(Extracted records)
^^^^^^^^^^^^^^^^

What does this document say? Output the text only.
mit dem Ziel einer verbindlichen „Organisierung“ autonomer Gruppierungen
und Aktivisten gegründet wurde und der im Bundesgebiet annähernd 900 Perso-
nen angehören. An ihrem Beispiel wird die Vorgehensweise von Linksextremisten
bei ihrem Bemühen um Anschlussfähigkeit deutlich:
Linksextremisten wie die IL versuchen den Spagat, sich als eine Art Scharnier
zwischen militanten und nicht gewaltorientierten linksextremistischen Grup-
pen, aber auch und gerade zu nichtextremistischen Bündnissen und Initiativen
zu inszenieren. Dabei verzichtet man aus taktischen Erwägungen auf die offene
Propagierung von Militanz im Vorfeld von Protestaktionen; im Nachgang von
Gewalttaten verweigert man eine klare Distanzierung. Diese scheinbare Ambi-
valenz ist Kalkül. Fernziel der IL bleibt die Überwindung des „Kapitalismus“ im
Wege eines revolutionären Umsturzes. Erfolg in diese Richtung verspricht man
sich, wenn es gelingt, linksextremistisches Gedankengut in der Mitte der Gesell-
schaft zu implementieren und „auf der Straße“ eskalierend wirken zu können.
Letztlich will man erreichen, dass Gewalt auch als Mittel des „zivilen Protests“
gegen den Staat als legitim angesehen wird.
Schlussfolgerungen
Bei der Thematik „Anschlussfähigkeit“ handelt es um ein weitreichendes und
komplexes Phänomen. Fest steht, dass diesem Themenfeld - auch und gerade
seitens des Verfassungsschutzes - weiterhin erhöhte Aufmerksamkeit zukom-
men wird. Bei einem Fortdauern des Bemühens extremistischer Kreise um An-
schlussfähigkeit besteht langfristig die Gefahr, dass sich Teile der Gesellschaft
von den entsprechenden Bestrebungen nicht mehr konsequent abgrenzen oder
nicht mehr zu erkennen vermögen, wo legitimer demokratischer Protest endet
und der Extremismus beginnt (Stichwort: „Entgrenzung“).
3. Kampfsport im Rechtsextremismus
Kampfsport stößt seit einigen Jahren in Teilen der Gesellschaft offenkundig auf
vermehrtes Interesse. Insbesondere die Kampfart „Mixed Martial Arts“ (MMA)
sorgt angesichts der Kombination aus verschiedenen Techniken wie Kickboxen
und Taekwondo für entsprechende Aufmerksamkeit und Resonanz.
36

^^^^^^^^^^^^^^^^

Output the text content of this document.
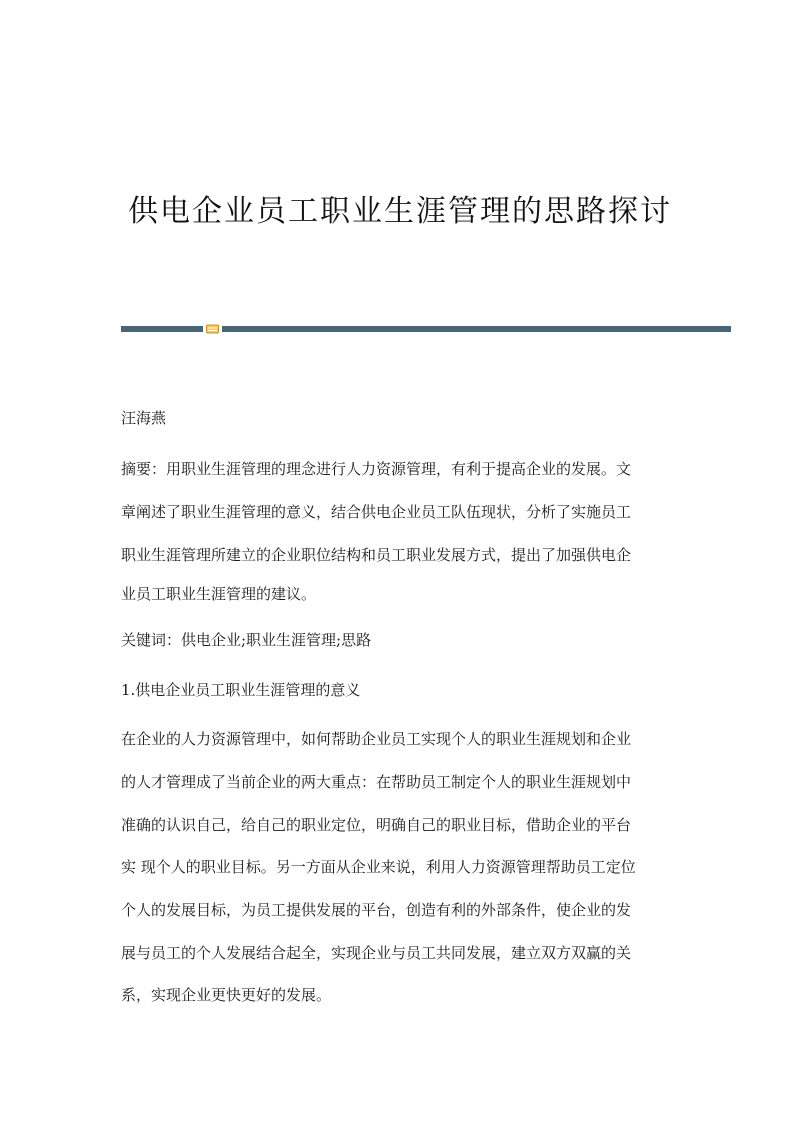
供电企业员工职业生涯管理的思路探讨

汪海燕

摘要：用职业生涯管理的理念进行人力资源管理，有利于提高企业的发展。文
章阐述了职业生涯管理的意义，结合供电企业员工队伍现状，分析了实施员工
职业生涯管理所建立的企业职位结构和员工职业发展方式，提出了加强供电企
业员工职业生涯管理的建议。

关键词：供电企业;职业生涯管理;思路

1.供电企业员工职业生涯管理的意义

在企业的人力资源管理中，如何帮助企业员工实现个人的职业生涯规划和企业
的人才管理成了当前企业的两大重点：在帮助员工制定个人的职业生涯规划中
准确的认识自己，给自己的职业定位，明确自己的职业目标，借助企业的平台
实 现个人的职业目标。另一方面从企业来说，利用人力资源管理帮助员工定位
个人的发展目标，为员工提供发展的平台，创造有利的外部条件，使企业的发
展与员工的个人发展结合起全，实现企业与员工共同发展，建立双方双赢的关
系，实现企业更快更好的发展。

^^^^^^^^^^^^^^^^

=== Given task ===
Say, as a single number and nothing more, how many lines of the entries contain the word "gerade".

=== Task answer ===
2